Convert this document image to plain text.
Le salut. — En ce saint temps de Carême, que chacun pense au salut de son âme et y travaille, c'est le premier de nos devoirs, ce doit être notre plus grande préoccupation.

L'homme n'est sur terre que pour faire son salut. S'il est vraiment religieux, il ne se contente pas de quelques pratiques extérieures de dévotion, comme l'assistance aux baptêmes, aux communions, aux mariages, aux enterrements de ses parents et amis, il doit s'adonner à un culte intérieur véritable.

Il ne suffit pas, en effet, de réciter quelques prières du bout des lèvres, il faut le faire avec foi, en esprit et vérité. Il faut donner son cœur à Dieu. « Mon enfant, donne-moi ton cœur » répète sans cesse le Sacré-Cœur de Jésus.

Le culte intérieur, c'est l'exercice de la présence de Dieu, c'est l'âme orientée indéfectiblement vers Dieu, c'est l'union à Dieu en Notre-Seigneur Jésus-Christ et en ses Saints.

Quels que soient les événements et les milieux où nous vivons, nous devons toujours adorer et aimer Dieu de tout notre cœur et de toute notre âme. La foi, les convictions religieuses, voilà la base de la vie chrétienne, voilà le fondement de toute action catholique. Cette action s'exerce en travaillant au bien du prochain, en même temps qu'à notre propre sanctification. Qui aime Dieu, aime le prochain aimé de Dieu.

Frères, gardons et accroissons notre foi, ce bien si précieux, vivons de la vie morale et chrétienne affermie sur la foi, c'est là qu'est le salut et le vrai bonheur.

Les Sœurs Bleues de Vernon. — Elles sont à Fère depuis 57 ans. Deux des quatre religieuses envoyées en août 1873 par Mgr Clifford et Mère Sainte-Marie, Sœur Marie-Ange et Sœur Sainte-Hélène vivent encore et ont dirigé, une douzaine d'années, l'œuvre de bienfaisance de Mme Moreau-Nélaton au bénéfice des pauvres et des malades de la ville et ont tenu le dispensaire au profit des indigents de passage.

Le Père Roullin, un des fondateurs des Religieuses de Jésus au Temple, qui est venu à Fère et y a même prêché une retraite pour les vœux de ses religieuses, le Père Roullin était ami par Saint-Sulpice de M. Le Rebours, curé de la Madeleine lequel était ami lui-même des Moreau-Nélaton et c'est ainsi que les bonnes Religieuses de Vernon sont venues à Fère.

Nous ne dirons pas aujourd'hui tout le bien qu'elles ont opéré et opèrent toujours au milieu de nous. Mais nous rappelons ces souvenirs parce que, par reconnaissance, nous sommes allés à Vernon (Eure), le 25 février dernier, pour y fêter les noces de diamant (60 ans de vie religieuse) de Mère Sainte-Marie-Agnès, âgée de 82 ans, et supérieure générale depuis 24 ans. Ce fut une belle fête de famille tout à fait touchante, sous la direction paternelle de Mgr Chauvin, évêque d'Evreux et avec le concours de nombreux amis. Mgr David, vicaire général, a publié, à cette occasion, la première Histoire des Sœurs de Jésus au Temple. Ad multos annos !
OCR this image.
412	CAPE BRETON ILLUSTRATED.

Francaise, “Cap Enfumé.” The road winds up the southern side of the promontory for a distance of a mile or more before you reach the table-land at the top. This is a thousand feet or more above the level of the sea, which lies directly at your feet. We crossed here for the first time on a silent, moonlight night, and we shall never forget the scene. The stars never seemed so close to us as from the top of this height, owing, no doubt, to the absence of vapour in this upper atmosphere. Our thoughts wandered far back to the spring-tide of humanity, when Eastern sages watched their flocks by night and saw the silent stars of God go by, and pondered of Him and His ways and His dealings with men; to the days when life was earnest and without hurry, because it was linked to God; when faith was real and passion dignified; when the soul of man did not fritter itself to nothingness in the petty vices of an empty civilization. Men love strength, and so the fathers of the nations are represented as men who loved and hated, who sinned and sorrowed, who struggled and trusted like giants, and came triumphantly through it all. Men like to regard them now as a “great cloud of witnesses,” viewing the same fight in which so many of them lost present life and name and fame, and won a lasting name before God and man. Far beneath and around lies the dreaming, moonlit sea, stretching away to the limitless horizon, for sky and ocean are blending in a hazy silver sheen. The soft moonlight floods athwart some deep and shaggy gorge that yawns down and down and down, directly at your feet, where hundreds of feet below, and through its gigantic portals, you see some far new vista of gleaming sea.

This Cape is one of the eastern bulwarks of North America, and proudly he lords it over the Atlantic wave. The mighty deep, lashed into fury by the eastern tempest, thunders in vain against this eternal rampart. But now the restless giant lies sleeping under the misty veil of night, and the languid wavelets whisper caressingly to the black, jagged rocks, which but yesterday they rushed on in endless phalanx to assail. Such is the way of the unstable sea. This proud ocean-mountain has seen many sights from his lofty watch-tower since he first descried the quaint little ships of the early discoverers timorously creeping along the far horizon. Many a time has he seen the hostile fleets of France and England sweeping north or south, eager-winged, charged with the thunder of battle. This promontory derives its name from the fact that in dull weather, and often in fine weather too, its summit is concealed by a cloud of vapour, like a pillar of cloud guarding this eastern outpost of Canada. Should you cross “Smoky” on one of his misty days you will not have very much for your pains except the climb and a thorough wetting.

• _Required work_: Retype every record above exactly as it appears.

• _Exercise result_:
Convert this document image to plain text.
Le salut. — En ce saint temps de Carême, que chacun pense au salut de son âme et y travaille, c'est le premier de nos devoirs, ce doit être notre plus grande préoccupation.

L'homme n'est sur terre que pour faire son salut. S'il est vraiment religieux, il ne se contente pas de quelques pratiques extérieures de dévotion, comme l'assistance aux baptêmes, aux communions, aux mariages, aux enterrements de ses parents et amis, il doit s'adonner à un culte intérieur véritable.

Il ne suffit pas, en effet, de réciter quelques prières du bout des lèvres, il faut le faire avec foi, en esprit et vérité. Il faut donner son cœur à Dieu. « Mon enfant, donne-moi ton cœur » répète sans cesse le Sacré-Cœur de Jésus.

Le culte intérieur, c'est l'exercice de la présence de Dieu, c'est l'âme orientée indéfectiblement vers Dieu, c'est l'union à Dieu en Notre-Seigneur Jésus-Christ et en ses Saints.

Quels que soient les événements et les milieux où nous vivons, nous devons toujours adorer et aimer Dieu de tout notre cœur et de toute notre âme. La foi, les convictions religieuses, voilà la base de la vie chrétienne, voilà le fondement de toute action catholique. Cette action s'exerce en travaillant au bien du prochain, en même temps qu'à notre propre sanctification. Qui aime Dieu, aime le prochain aimé de Dieu.

Frères, gardons et accroissons notre foi, ce bien si précieux, vivons de la vie morale et chrétienne affermie sur la foi, c'est là qu'est le salut et le vrai bonheur.

Les Sœurs Bleues de Vernon. — Elles sont à Fère depuis 57 ans. Deux des quatre religieuses envoyées en août 1873 par Mgr Clifford et Mère Sainte-Marie, Sœur Marie-Ange et Sœur Sainte-Hélène vivent encore et ont dirigé, une douzaine d'années, l'œuvre de bienfaisance de Mme Moreau-Nélaton au bénéfice des pauvres et des malades de la ville et ont tenu le dispensaire au profit des indigents de passage.

Le Père Roullin, un des fondateurs des Religieuses de Jésus au Temple, qui est venu à Fère et y a même prêché une retraite pour les vœux de ses religieuses, le Père Roullin était ami par Saint-Sulpice de M. Le Rebours, curé de la Madeleine lequel était ami lui-même des Moreau-Nélaton et c'est ainsi que les bonnes Religieuses de Vernon sont venues à Fère.

Nous ne dirons pas aujourd'hui tout le bien qu'elles ont opéré et opèrent toujours au milieu de nous. Mais nous rappelons ces souvenirs parce que, par reconnaissance, nous sommes allés à Vernon (Eure), le 25 février dernier, pour y fêter les noces de diamant (60 ans de vie religieuse) de Mère Sainte-Marie-Agnès, âgée de 82 ans, et supérieure générale depuis 24 ans. Ce fut une belle fête de famille tout à fait touchante, sous la direction paternelle de Mgr Chauvin, évêque d'Evreux et avec le concours de nombreux amis. Mgr David, vicaire général, a publié, à cette occasion, la première Histoire des Sœurs de Jésus au Temple. Ad multos annos !
OCR this image.
412	CAPE BRETON ILLUSTRATED.

Francaise, “Cap Enfumé.” The road winds up the southern side of the promontory for a distance of a mile or more before you reach the table-land at the top. This is a thousand feet or more above the level of the sea, which lies directly at your feet. We crossed here for the first time on a silent, moonlight night, and we shall never forget the scene. The stars never seemed so close to us as from the top of this height, owing, no doubt, to the absence of vapour in this upper atmosphere. Our thoughts wandered far back to the spring-tide of humanity, when Eastern sages watched their flocks by night and saw the silent stars of God go by, and pondered of Him and His ways and His dealings with men; to the days when life was earnest and without hurry, because it was linked to God; when faith was real and passion dignified; when the soul of man did not fritter itself to nothingness in the petty vices of an empty civilization. Men love strength, and so the fathers of the nations are represented as men who loved and hated, who sinned and sorrowed, who struggled and trusted like giants, and came triumphantly through it all. Men like to regard them now as a “great cloud of witnesses,” viewing the same fight in which so many of them lost present life and name and fame, and won a lasting name before God and man. Far beneath and around lies the dreaming, moonlit sea, stretching away to the limitless horizon, for sky and ocean are blending in a hazy silver sheen. The soft moonlight floods athwart some deep and shaggy gorge that yawns down and down and down, directly at your feet, where hundreds of feet below, and through its gigantic portals, you see some far new vista of gleaming sea.

This Cape is one of the eastern bulwarks of North America, and proudly he lords it over the Atlantic wave. The mighty deep, lashed into fury by the eastern tempest, thunders in vain against this eternal rampart. But now the restless giant lies sleeping under the misty veil of night, and the languid wavelets whisper caressingly to the black, jagged rocks, which but yesterday they rushed on in endless phalanx to assail. Such is the way of the unstable sea. This proud ocean-mountain has seen many sights from his lofty watch-tower since he first descried the quaint little ships of the early discoverers timorously creeping along the far horizon. Many a time has he seen the hostile fleets of France and England sweeping north or south, eager-winged, charged with the thunder of battle. This promontory derives its name from the fact that in dull weather, and often in fine weather too, its summit is concealed by a cloud of vapour, like a pillar of cloud guarding this eastern outpost of Canada. Should you cross “Smoky” on one of his misty days you will not have very much for your pains except the climb and a thorough wetting.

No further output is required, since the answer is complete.